> **ЗАДАНИЕ 1**: Перепишите из текста о Беккете всё, начиная со слов «Чего ради мы» и вплоть до слов «они ждали Годо?», заменив «несчастье» на «мучение».

> **ФРАГМЕНТ ТЕКСТА**:
◆ ◆ ◆

«В ожидании Годо»
«В ожидании Годо»
Чего ради мы появляемся на свет? Неужели жизнь — сплошное, бесконечное несчастье?
Артюр Рембо
Когда я пришла, они кончали обедать. Когда я уходила, они все еще сидели. Может быть, они ждали Годо?
Нина Берберова. «Курсив мой»
Когда в 1986 году отмечали 80-летие Сэмюэла Беккета, французский журнал «Лир» так отозвался о нем: «Писатель, драматург, возможно, святой, наконец, человек, единственный в своем роде на этой земле».
У нас в России, где господствовала литература социалистического реализма, с жизнеутверждающим пафосом и неизменным оптимизмом, Беккета долго не признавали. Точнее, поносили. Литературная энциклопедия отнесла писателя к представителям современного декаданса, отметив, что его творчество насквозь пропитано отчаянием, наполнено ощущением бессмысленности жизни, а все речи героев — бессвязный «поток сознания». Советские критики на все лады отмечали, что Беккет — это «апостол отчаянья и одиночества», а его театр — «гнездо патологических комплексов», «мир ледяного ужаса». Короче, нам такой Беккет не нужен! (По аналогии со знаменитым криком спортивного комментатора Николая Озерова по поводу жесткой игры канадцев: «Нам такой хоккей не нужен!»)
Прошли годы. Распался Советский Союз, а вместе с ним канули куда-то официальные пафос и оптимизм. Наступили времена дикого капитализма, и на российских просторах задул ледяной ветер отчаяния. Кинутым властью гражданам некогда великой империи вдруг стало одиноко и страшно, впрямь как героям романов и пьес Сэмюэла Беккета. Оказалось, что и у нас есть «гнезда патологических комплексов», более того, их хорошенько разворошили, и волна преступности с головой накрыла некогда беззаботных обывателей. Стало «страшно, аж жуть!» — как пел Владимир Высоцкий. И вот тут наступил час признания Беккета. Как говорится, он был востребован. Его книги стали издавать, а пьесы ставить в театрах. В 1989 году только в Москве появились сразу четыре различные постановки беккетовского шедевра «В ожидании Годо». Пришедшие в театр зрители попадали в зал ожидания абсурда и испытывали на полную катушку маяту напряженного ожидания, когда надеяться на что-то — уже глупо, но и уйти не можешь, не дождавшись, потому дождаться — нельзя. Однако ни Годо, ни Господь Бог так и не появляются. Ожидание бесполезно. И человек испытывает крах всех надежд и иллюзий. В этом вся суть беккетовского «В ожидании Годо».
О жизни Беккета известно не так уж много. Есть два типа писателей: одни кричат о себе на каждом переулке и закоулке, раздают интервью направо и налево, при этом обнажая себя и всех, «светятся» на телеэкранах; другие предпочитают толпе одиночество, предпочитают молчать и не разглагольствовать. Ко второму типу как раз принадлежит Сэмюэл Беккет. Он был не только молчальником, но и затворником. Сторонился встреч с журналистами, поклонниками своего таланта и просто любопытствующими — все это его раздражало. Беккет не давал интервью, не читал лекции, не вел семинаров, он вообще избегал всякой публичности. Лишь на склоне лет немного «раскололся», а точнее говоря, его «раскалывала» — в течение семи лет! — американская журналистка Дэрд Бейер. Изменив своим правилам, Беккет встречался с ней, охотно разговаривал, но при этом не позволял записывать что-либо, ни тем более пользоваться магнитофоном. На Западе книга Бейер вышла перед новым, 1990 годом. После смерти писателя — появились подробные биографии Беккета — это книги Джерри Дьюкса и Анне Атик.

◆ ◆ ◆

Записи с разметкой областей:
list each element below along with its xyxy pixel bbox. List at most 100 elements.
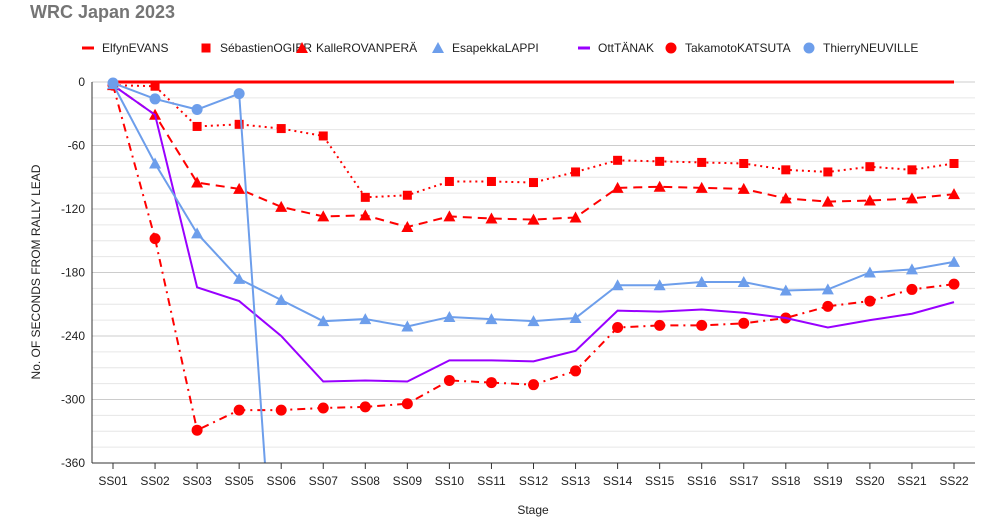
circle-marker — [401, 398, 413, 410]
triangle-marker — [401, 320, 414, 332]
square-marker — [865, 162, 875, 172]
legend-item: OttTÄNAK — [578, 41, 654, 55]
triangle-marker — [149, 157, 162, 169]
y-tick-label: -300 — [61, 393, 85, 407]
circle-marker — [906, 283, 918, 295]
circle-marker — [612, 322, 624, 334]
x-tick-label: SS21 — [897, 474, 927, 488]
triangle-marker — [821, 283, 834, 295]
circle-marker — [822, 300, 834, 312]
legend-label: OttTÄNAK — [598, 41, 654, 55]
square-marker — [907, 165, 917, 175]
x-tick-label: SS11 — [477, 474, 506, 488]
circle-marker — [654, 319, 666, 331]
series-line — [112, 84, 955, 432]
circle-marker — [317, 402, 329, 414]
x-tick-label: SS01 — [98, 474, 128, 488]
triangle-marker — [485, 313, 498, 325]
axes: 0 -60 -120 -180 -240 -300 -360 SS01 SS02 SS03 SS05… — [61, 75, 975, 488]
series-SébastienOGIER — [108, 80, 959, 202]
triangle-marker — [569, 312, 582, 324]
square-marker — [276, 124, 286, 134]
square-marker — [318, 131, 328, 141]
triangle-marker — [317, 210, 330, 222]
square-marker — [739, 158, 749, 168]
x-tick-label: SS03 — [182, 474, 212, 488]
x-tick-label: SS19 — [813, 474, 843, 488]
triangle-marker — [653, 180, 666, 192]
triangle-marker — [695, 276, 708, 288]
triangle-marker — [905, 192, 918, 204]
triangle-marker — [821, 195, 834, 207]
triangle-marker — [359, 313, 372, 325]
square-marker — [529, 178, 538, 188]
x-tick-label: SS06 — [267, 474, 297, 488]
circle-marker — [191, 424, 203, 436]
square-marker — [360, 192, 370, 202]
x-tick-label: SS10 — [435, 474, 465, 488]
triangle-marker — [948, 188, 960, 200]
x-tick-label: SS02 — [140, 474, 170, 488]
x-tick-label: SS07 — [309, 474, 339, 488]
triangle-marker — [695, 181, 708, 193]
triangle-marker — [485, 212, 498, 224]
circle-marker — [485, 377, 497, 389]
triangle-marker — [191, 176, 204, 188]
x-tick-label: SS22 — [939, 474, 969, 488]
triangle-marker — [611, 181, 624, 193]
legend-label: SébastienOGIER — [220, 41, 312, 55]
triangle-marker — [275, 294, 288, 306]
square-marker — [444, 176, 454, 186]
series-line — [112, 84, 955, 229]
triangle-marker — [401, 220, 414, 232]
square-marker — [781, 165, 791, 175]
circle-marker — [665, 42, 677, 54]
legend: ElfynEVANS SébastienOGIER KalleROVANPERÄ Es… — [82, 41, 918, 55]
x-tick-label: SS14 — [603, 474, 633, 488]
triangle-marker — [275, 200, 288, 212]
legend-label: TakamotoKATSUTA — [685, 41, 791, 55]
x-tick-label: SS13 — [561, 474, 591, 488]
triangle-marker — [779, 192, 792, 204]
square-marker — [486, 176, 496, 186]
circle-marker — [233, 88, 245, 100]
triangle-marker — [737, 276, 750, 288]
square-marker — [655, 156, 665, 166]
circle-marker — [948, 278, 960, 290]
circle-marker — [107, 77, 119, 89]
legend-label: EsapekkaLAPPI — [452, 41, 539, 55]
circle-marker — [696, 319, 708, 331]
square-marker — [613, 155, 623, 165]
circle-marker — [570, 365, 582, 377]
triangle-marker — [569, 211, 582, 223]
triangle-marker — [317, 315, 330, 327]
triangle-marker — [443, 310, 456, 322]
triangle-marker — [948, 255, 960, 267]
triangle-marker — [432, 42, 444, 53]
legend-label: KalleROVANPERÄ — [316, 41, 417, 55]
x-tick-label: SS09 — [393, 474, 423, 488]
triangle-marker — [443, 210, 456, 222]
triangle-marker — [905, 263, 918, 275]
square-marker — [402, 190, 412, 200]
square-marker — [150, 81, 160, 91]
legend-item: ElfynEVANS — [82, 41, 168, 55]
x-tick-label: SS20 — [855, 474, 885, 488]
circle-marker — [738, 317, 750, 329]
grid — [92, 81, 975, 464]
triangle-marker — [653, 279, 666, 291]
circle-marker — [864, 295, 876, 307]
triangle-marker — [863, 194, 876, 206]
series-line — [112, 84, 955, 199]
legend-label: ThierryNEUVILLE — [823, 41, 918, 55]
triangle-marker — [779, 284, 792, 296]
triangle-marker — [233, 182, 246, 194]
x-tick-label: SS05 — [224, 474, 254, 488]
series-ThierryNEUVILLE — [107, 77, 266, 464]
square-marker — [192, 121, 202, 131]
y-tick-label: -360 — [61, 456, 85, 470]
square-marker — [949, 158, 959, 168]
square-marker — [201, 43, 211, 53]
circle-marker — [275, 404, 287, 416]
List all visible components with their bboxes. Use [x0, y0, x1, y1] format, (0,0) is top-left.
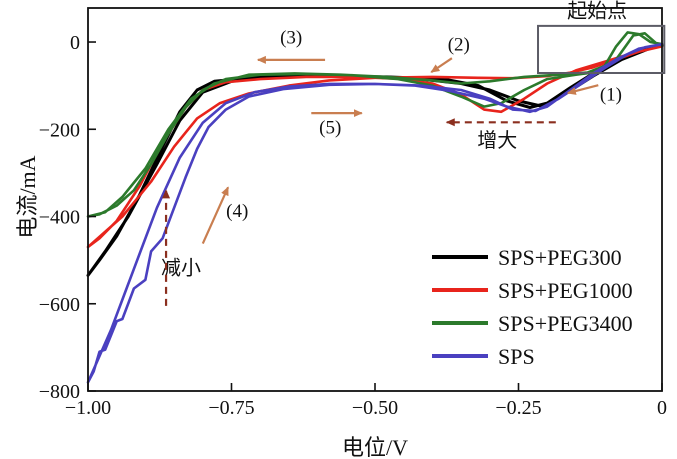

◆ ◆ ◆

> **ЗАДАНИЕ 2**: Воспроизведите без изменений строки записей: всё, начиная со строки с «circle-marker — [401, 398, 413, 410]» и вплоть до строки с «circle-marker — [906, 283, 918, 295]», включая обе.

> **РАЗБОР РЕШЕНИЯ 1**:
Чего ради мы появляемся на свет? Неужели жизнь — сплошное, бесконечное мучение?
Артюр Рембо
Когда я пришла, они кончали обедать. Когда я уходила, они все еще сидели. Может быть, они ждали Годо?

> **РАЗБОР РЕШЕНИЯ 2**:
circle-marker — [401, 398, 413, 410]
triangle-marker — [401, 320, 414, 332]
square-marker — [865, 162, 875, 172]
legend-item: OttTÄNAK — [578, 41, 654, 55]
triangle-marker — [149, 157, 162, 169]
y-tick-label: -300 — [61, 393, 85, 407]
circle-marker — [906, 283, 918, 295]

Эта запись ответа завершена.